— Requirements —
Swap "legend-label" for "legend-entry" throughout all the records below, change nothing else, and write the records out again without the pictures.

— Data —
↓

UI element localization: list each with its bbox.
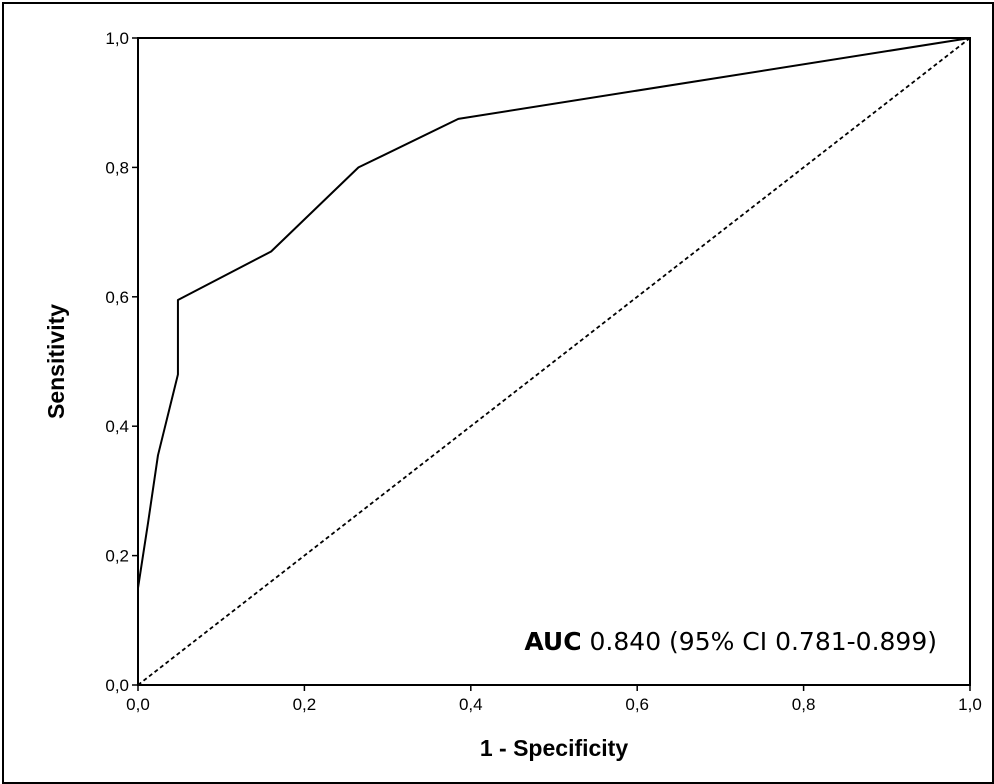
x-tick-label: 0,4: [459, 695, 483, 714]
y-tick-label: 0,6: [105, 288, 129, 307]
auc-value: 0.840 (95% CI 0.781-0.899): [582, 627, 937, 656]
plot-area: [137, 37, 971, 686]
reference-line: [137, 37, 971, 686]
x-tick-label: 0,2: [293, 695, 317, 714]
roc-curve: [137, 37, 971, 685]
y-tick-label: 0,4: [105, 417, 129, 436]
x-tick-label: 0,8: [792, 695, 816, 714]
series-layer: [137, 37, 971, 686]
y-axis-title: Sensitivity: [43, 304, 69, 419]
x-tick-label: 0,6: [625, 695, 649, 714]
x-axis-title: 1 - Specificity: [480, 735, 628, 761]
auc-label: AUC: [524, 627, 581, 656]
x-axis: 0,0 0,2 0,4 0,6 0,8 1,0: [126, 685, 982, 714]
y-axis: 0,0 0,2 0,4 0,6 0,8 1,0: [105, 29, 138, 695]
auc-annotation: AUC 0.840 (95% CI 0.781-0.899): [524, 627, 937, 656]
y-tick-label: 1,0: [105, 29, 129, 48]
x-tick-label: 0,0: [126, 695, 150, 714]
y-tick-label: 0,8: [105, 158, 129, 177]
y-tick-label: 0,0: [105, 676, 129, 695]
y-tick-label: 0,2: [105, 547, 129, 566]
x-tick-label: 1,0: [958, 695, 982, 714]
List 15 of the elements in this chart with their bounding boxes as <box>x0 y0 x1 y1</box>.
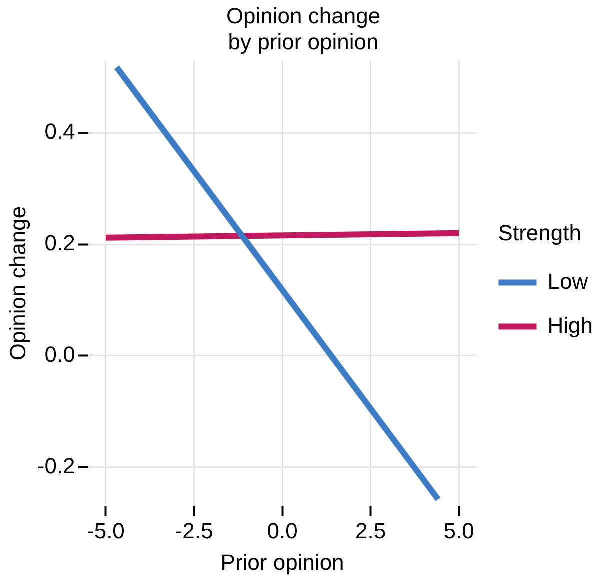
x-tick-label: 0.0 <box>267 518 298 544</box>
x-tick-label: -2.5 <box>175 518 214 544</box>
y-tick-label: 0.4 <box>44 119 76 144</box>
x-tick-label: 2.5 <box>356 518 386 544</box>
y-tick-label: -0.2 <box>37 453 76 478</box>
y-tick-label: 0.2 <box>44 230 76 256</box>
legend-label: Low <box>548 268 588 294</box>
x-tick-label: 5.0 <box>444 518 474 544</box>
legend-label: High <box>548 312 594 338</box>
legend-title: Strength <box>498 220 582 246</box>
y-tick-label: 0.0 <box>44 342 76 367</box>
x-axis-title: Prior opinion <box>220 550 344 575</box>
x-tick-label: -5.0 <box>87 518 125 544</box>
y-axis-title: Opinion change <box>5 206 30 361</box>
chart-title: Opinion change by prior opinion <box>226 3 381 55</box>
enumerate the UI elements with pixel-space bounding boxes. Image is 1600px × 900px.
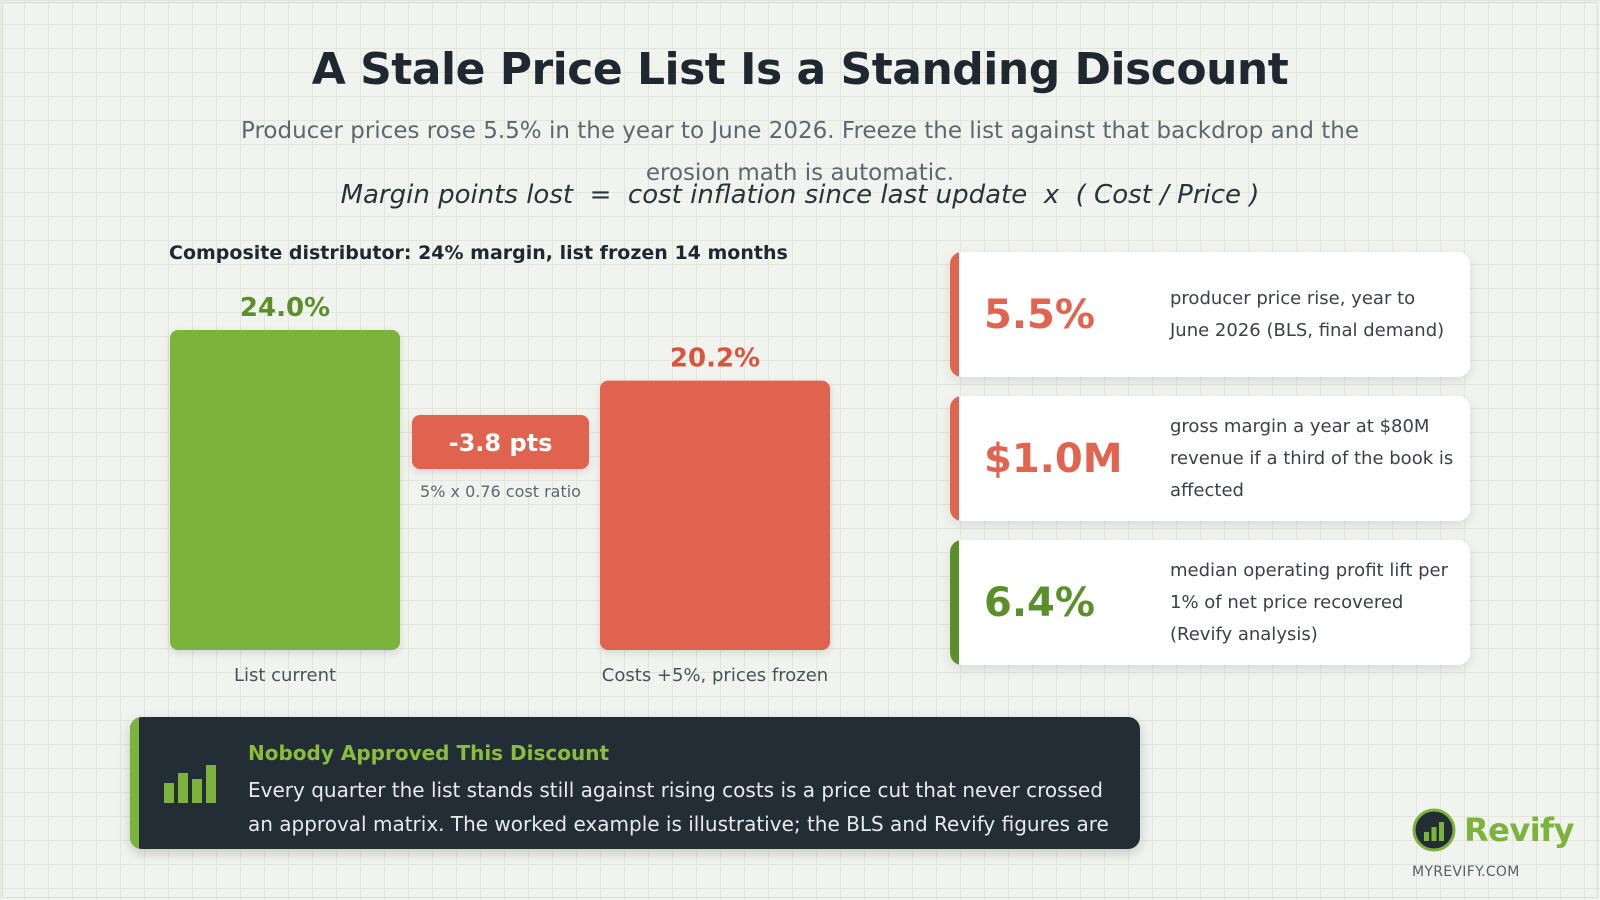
page-subtitle: Producer prices rose 5.5% in the year to… [241, 118, 1359, 186]
bar-value-label: 24.0% [240, 293, 330, 323]
callout-accent [130, 717, 139, 849]
stat-card-accent [950, 540, 959, 665]
stat-value: $1.0M [984, 435, 1123, 482]
callout-body: Every quarter the list stands still agai… [248, 778, 1109, 849]
stat-value: 6.4% [984, 579, 1095, 626]
stat-card-accent [950, 396, 959, 521]
stat-card-accent [950, 252, 959, 377]
delta-badge [412, 415, 589, 469]
callout-box: Nobody Approved This Discount Every quar… [130, 717, 1140, 849]
stat-value: 5.5% [984, 291, 1095, 338]
bar-category-label: Costs +5%, prices frozen [602, 665, 828, 686]
revify-logo-icon [1412, 808, 1456, 852]
delta-note: 5% x 0.76 cost ratio [420, 482, 581, 501]
brand-logo: Revify [1412, 808, 1574, 852]
brand-name: Revify [1464, 811, 1574, 849]
bar-value-label: 20.2% [670, 344, 760, 374]
bar-category-label: List current [234, 665, 336, 686]
bar-costs-prices-frozen [600, 380, 830, 650]
stat-description: median operating profit lift per 1% of n… [1170, 559, 1449, 645]
bar-list-current [170, 330, 400, 650]
stat-description: gross margin a year at $80M revenue if a… [1170, 415, 1454, 501]
delta-label: -3.8 pts [449, 429, 553, 457]
brand-url: MYREVIFY.COM [1412, 864, 1520, 880]
stat-card-margin-dollars: $1.0M gross margin a year at $80M revenu… [950, 396, 1470, 521]
stat-card-ppi: 5.5% producer price rise, year to June 2… [950, 252, 1470, 377]
chart-title: Composite distributor: 24% margin, list … [169, 242, 788, 264]
stat-card-profit-lift: 6.4% median operating profit lift per 1%… [950, 540, 1470, 665]
page-title: A Stale Price List Is a Standing Discoun… [311, 44, 1289, 95]
bar-chart-icon [164, 765, 216, 803]
stat-description: producer price rise, year to June 2026 (… [1170, 287, 1445, 341]
margin-formula: Margin points lost = cost inflation sinc… [340, 180, 1260, 210]
callout-heading: Nobody Approved This Discount [248, 741, 610, 765]
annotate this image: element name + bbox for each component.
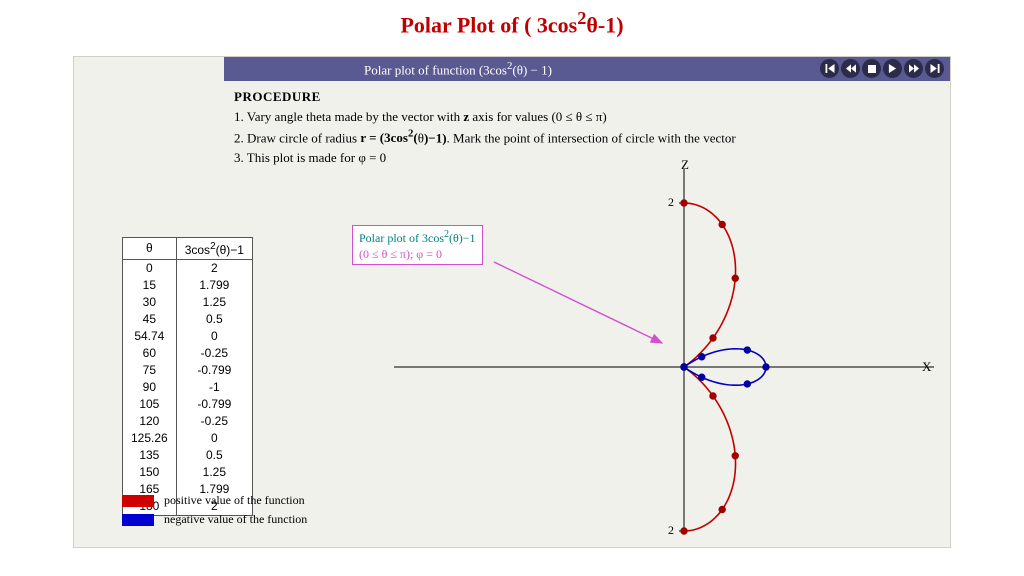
tick-top: 2 bbox=[668, 195, 674, 210]
table-row: 450.5 bbox=[123, 311, 253, 328]
table-body: 02151.799301.25450.554.74060-0.2575-0.79… bbox=[123, 260, 253, 516]
table-row: 02 bbox=[123, 260, 253, 278]
procedure-line-2: 2. Draw circle of radius r = (3cos2(θ)−1… bbox=[234, 126, 938, 148]
z-axis-label: Z bbox=[681, 157, 689, 173]
titlebar-text: Polar plot of function (3cos2(θ) − 1) bbox=[364, 60, 552, 78]
table-row: 120-0.25 bbox=[123, 413, 253, 430]
titlebar: Polar plot of function (3cos2(θ) − 1) bbox=[224, 57, 950, 81]
legend-positive-label: positive value of the function bbox=[164, 493, 305, 508]
player-controls bbox=[820, 59, 944, 78]
legend-positive: positive value of the function bbox=[122, 493, 307, 508]
plot-area: Z X 2 2 bbox=[394, 157, 944, 537]
procedure-heading: PROCEDURE bbox=[234, 87, 938, 107]
table-row: 90-1 bbox=[123, 379, 253, 396]
fast-forward-button[interactable] bbox=[904, 59, 923, 78]
procedure-line-1: 1. Vary angle theta made by the vector w… bbox=[234, 107, 938, 127]
legend: positive value of the function negative … bbox=[122, 493, 307, 531]
page-title: Polar Plot of ( 3cos2θ-1) bbox=[0, 0, 1024, 44]
table-row: 105-0.799 bbox=[123, 396, 253, 413]
table-header-value: 3cos2(θ)−1 bbox=[176, 238, 252, 260]
tick-bottom: 2 bbox=[668, 523, 674, 538]
table-row: 54.740 bbox=[123, 328, 253, 345]
polar-plot-svg bbox=[394, 157, 944, 537]
play-button[interactable] bbox=[883, 59, 902, 78]
table-row: 60-0.25 bbox=[123, 345, 253, 362]
skip-end-button[interactable] bbox=[925, 59, 944, 78]
table-row: 1350.5 bbox=[123, 447, 253, 464]
table-header-theta: θ bbox=[123, 238, 177, 260]
table-row: 125.260 bbox=[123, 430, 253, 447]
swatch-positive bbox=[122, 495, 154, 507]
x-axis-label: X bbox=[922, 359, 931, 375]
table-row: 151.799 bbox=[123, 277, 253, 294]
main-panel: Polar plot of function (3cos2(θ) − 1) PR… bbox=[73, 56, 951, 548]
procedure-block: PROCEDURE 1. Vary angle theta made by th… bbox=[234, 87, 938, 167]
swatch-negative bbox=[122, 514, 154, 526]
table-row: 75-0.799 bbox=[123, 362, 253, 379]
legend-negative-label: negative value of the function bbox=[164, 512, 307, 527]
table-row: 1501.25 bbox=[123, 464, 253, 481]
rewind-button[interactable] bbox=[841, 59, 860, 78]
stop-button[interactable] bbox=[862, 59, 881, 78]
table-row: 301.25 bbox=[123, 294, 253, 311]
skip-start-button[interactable] bbox=[820, 59, 839, 78]
data-table: θ 3cos2(θ)−1 02151.799301.25450.554.7406… bbox=[122, 237, 253, 516]
legend-negative: negative value of the function bbox=[122, 512, 307, 527]
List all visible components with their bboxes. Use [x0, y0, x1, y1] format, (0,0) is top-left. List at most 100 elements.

↑

— Reply to the exercise —
UI element localization: list each with its bbox.
x-tick-label: 0,4: [459, 695, 483, 714]
y-tick-label: 0,6: [105, 288, 129, 307]
auc-value: 0.840 (95% CI 0.781-0.899): [582, 627, 937, 656]
plot-area: [137, 37, 971, 686]
reference-line: [137, 37, 971, 686]
x-tick-label: 0,2: [293, 695, 317, 714]
roc-curve: [137, 37, 971, 685]
y-tick-label: 0,4: [105, 417, 129, 436]
x-tick-label: 0,8: [792, 695, 816, 714]
series-layer: [137, 37, 971, 686]
y-axis-title: Sensitivity: [43, 304, 69, 419]
x-tick-label: 0,6: [625, 695, 649, 714]
x-axis-title: 1 - Specificity: [480, 735, 628, 761]
auc-label: AUC: [524, 627, 581, 656]
x-axis: 0,0 0,2 0,4 0,6 0,8 1,0: [126, 685, 982, 714]
y-axis: 0,0 0,2 0,4 0,6 0,8 1,0: [105, 29, 138, 695]
auc-annotation: AUC 0.840 (95% CI 0.781-0.899): [524, 627, 937, 656]
y-tick-label: 1,0: [105, 29, 129, 48]
x-tick-label: 0,0: [126, 695, 150, 714]
y-tick-label: 0,8: [105, 158, 129, 177]
y-tick-label: 0,0: [105, 676, 129, 695]
y-tick-label: 0,2: [105, 547, 129, 566]
x-tick-label: 1,0: [958, 695, 982, 714]
List 15 of the elements in this chart with their bounding boxes as <box>x0 y0 x1 y1</box>.
x-tick-label: 0.0 <box>267 518 298 544</box>
x-tick-label: -2.5 <box>175 518 214 544</box>
y-tick-label: 0.4 <box>44 119 76 144</box>
x-tick-label: 2.5 <box>356 518 386 544</box>
y-tick-label: -0.2 <box>37 453 76 478</box>
y-tick-label: 0.2 <box>44 230 76 256</box>
legend-entry: Low <box>548 268 588 294</box>
x-tick-label: 5.0 <box>444 518 474 544</box>
legend-entry: High <box>548 312 594 338</box>
legend-title: Strength <box>498 220 582 246</box>
y-tick-label: 0.0 <box>44 342 76 367</box>
x-axis-title: Prior opinion <box>220 550 344 575</box>
x-tick-label: -5.0 <box>87 518 125 544</box>
y-axis-title: Opinion change <box>5 206 30 361</box>
chart-title: Opinion change by prior opinion <box>226 3 381 55</box>
enumerate the UI elements with pixel-space bounding boxes. Image is 1600px × 900px.
page-subtitle: Producer prices rose 5.5% in the year to… [241, 118, 1359, 186]
bar-value-label: 24.0% [240, 293, 330, 323]
callout-accent [130, 717, 139, 849]
stat-card-accent [950, 540, 959, 665]
stat-value: $1.0M [984, 435, 1123, 482]
callout-body: Every quarter the list stands still agai… [248, 778, 1109, 849]
stat-value: 6.4% [984, 579, 1095, 626]
stat-card-accent [950, 396, 959, 521]
stat-card-accent [950, 252, 959, 377]
delta-badge [412, 415, 589, 469]
callout-box: Nobody Approved This Discount Every quar… [130, 717, 1140, 849]
stat-value: 5.5% [984, 291, 1095, 338]
bar-category-label: Costs +5%, prices frozen [602, 665, 828, 686]
revify-logo-icon [1412, 808, 1456, 852]
delta-note: 5% x 0.76 cost ratio [420, 482, 581, 501]
brand-logo: Revify [1412, 808, 1574, 852]
brand-name: Revify [1464, 811, 1574, 849]
bar-value-label: 20.2% [670, 344, 760, 374]
bar-category-label: List current [234, 665, 336, 686]
bar-costs-prices-frozen [600, 380, 830, 650]
stat-description: median operating profit lift per 1% of n… [1170, 559, 1449, 645]
bar-list-current [170, 330, 400, 650]
stat-description: gross margin a year at $80M revenue if a… [1170, 415, 1454, 501]
delta-label: -3.8 pts [449, 429, 553, 457]
brand-url: MYREVIFY.COM [1412, 864, 1520, 880]
stat-card-margin-dollars: $1.0M gross margin a year at $80M revenu… [950, 396, 1470, 521]
stat-card-ppi: 5.5% producer price rise, year to June 2… [950, 252, 1470, 377]
chart-title: Composite distributor: 24% margin, list … [169, 242, 788, 264]
stat-card-profit-lift: 6.4% median operating profit lift per 1%… [950, 540, 1470, 665]
page-title: A Stale Price List Is a Standing Discoun… [311, 44, 1289, 95]
bar-chart-icon [164, 765, 216, 803]
stat-description: producer price rise, year to June 2026 (… [1170, 287, 1445, 341]
margin-formula: Margin points lost = cost inflation sinc… [340, 180, 1260, 210]
callout-heading: Nobody Approved This Discount [248, 741, 610, 765]
annotate this image: element name + bbox for each component.
tick-top: 2 bbox=[668, 195, 674, 210]
table-row: 450.5 bbox=[123, 311, 253, 328]
table-body: 02151.799301.25450.554.74060-0.2575-0.79… bbox=[123, 260, 253, 516]
table-row: 02 bbox=[123, 260, 253, 278]
procedure-line-2: 2. Draw circle of radius r = (3cos2(θ)−1… bbox=[234, 126, 938, 148]
z-axis-label: Z bbox=[681, 157, 689, 173]
titlebar-text: Polar plot of function (3cos2(θ) − 1) bbox=[364, 60, 552, 78]
table-row: 120-0.25 bbox=[123, 413, 253, 430]
titlebar: Polar plot of function (3cos2(θ) − 1) bbox=[224, 57, 950, 81]
legend-positive-label: positive value of the function bbox=[164, 493, 305, 508]
player-controls bbox=[820, 59, 944, 78]
legend-positive: positive value of the function bbox=[122, 493, 307, 508]
plot-area: Z X 2 2 bbox=[394, 157, 944, 537]
procedure-heading: PROCEDURE bbox=[234, 87, 938, 107]
table-row: 90-1 bbox=[123, 379, 253, 396]
fast-forward-button[interactable] bbox=[904, 59, 923, 78]
procedure-line-1: 1. Vary angle theta made by the vector w… bbox=[234, 107, 938, 127]
legend: positive value of the function negative … bbox=[122, 493, 307, 531]
page-title: Polar Plot of ( 3cos2θ-1) bbox=[0, 0, 1024, 44]
table-row: 105-0.799 bbox=[123, 396, 253, 413]
table-header-value: 3cos2(θ)−1 bbox=[176, 238, 252, 260]
tick-bottom: 2 bbox=[668, 523, 674, 538]
table-row: 54.740 bbox=[123, 328, 253, 345]
polar-plot-svg bbox=[394, 157, 944, 537]
play-button[interactable] bbox=[883, 59, 902, 78]
table-row: 60-0.25 bbox=[123, 345, 253, 362]
skip-end-button[interactable] bbox=[925, 59, 944, 78]
table-row: 1350.5 bbox=[123, 447, 253, 464]
table-header-theta: θ bbox=[123, 238, 177, 260]
table-row: 125.260 bbox=[123, 430, 253, 447]
swatch-positive bbox=[122, 495, 154, 507]
x-axis-label: X bbox=[922, 359, 931, 375]
table-row: 151.799 bbox=[123, 277, 253, 294]
main-panel: Polar plot of function (3cos2(θ) − 1) PR… bbox=[73, 56, 951, 548]
procedure-block: PROCEDURE 1. Vary angle theta made by th… bbox=[234, 87, 938, 167]
swatch-negative bbox=[122, 514, 154, 526]
table-row: 75-0.799 bbox=[123, 362, 253, 379]
legend-negative-label: negative value of the function bbox=[164, 512, 307, 527]
table-row: 1501.25 bbox=[123, 464, 253, 481]
rewind-button[interactable] bbox=[841, 59, 860, 78]
stop-button[interactable] bbox=[862, 59, 881, 78]
table-row: 301.25 bbox=[123, 294, 253, 311]
skip-start-button[interactable] bbox=[820, 59, 839, 78]
data-table: θ 3cos2(θ)−1 02151.799301.25450.554.7406… bbox=[122, 237, 253, 516]
legend-negative: negative value of the function bbox=[122, 512, 307, 527]
List all visible components with their bboxes. Use [x0, y0, x1, y1] format, (0,0) is top-left. List at most 100 elements.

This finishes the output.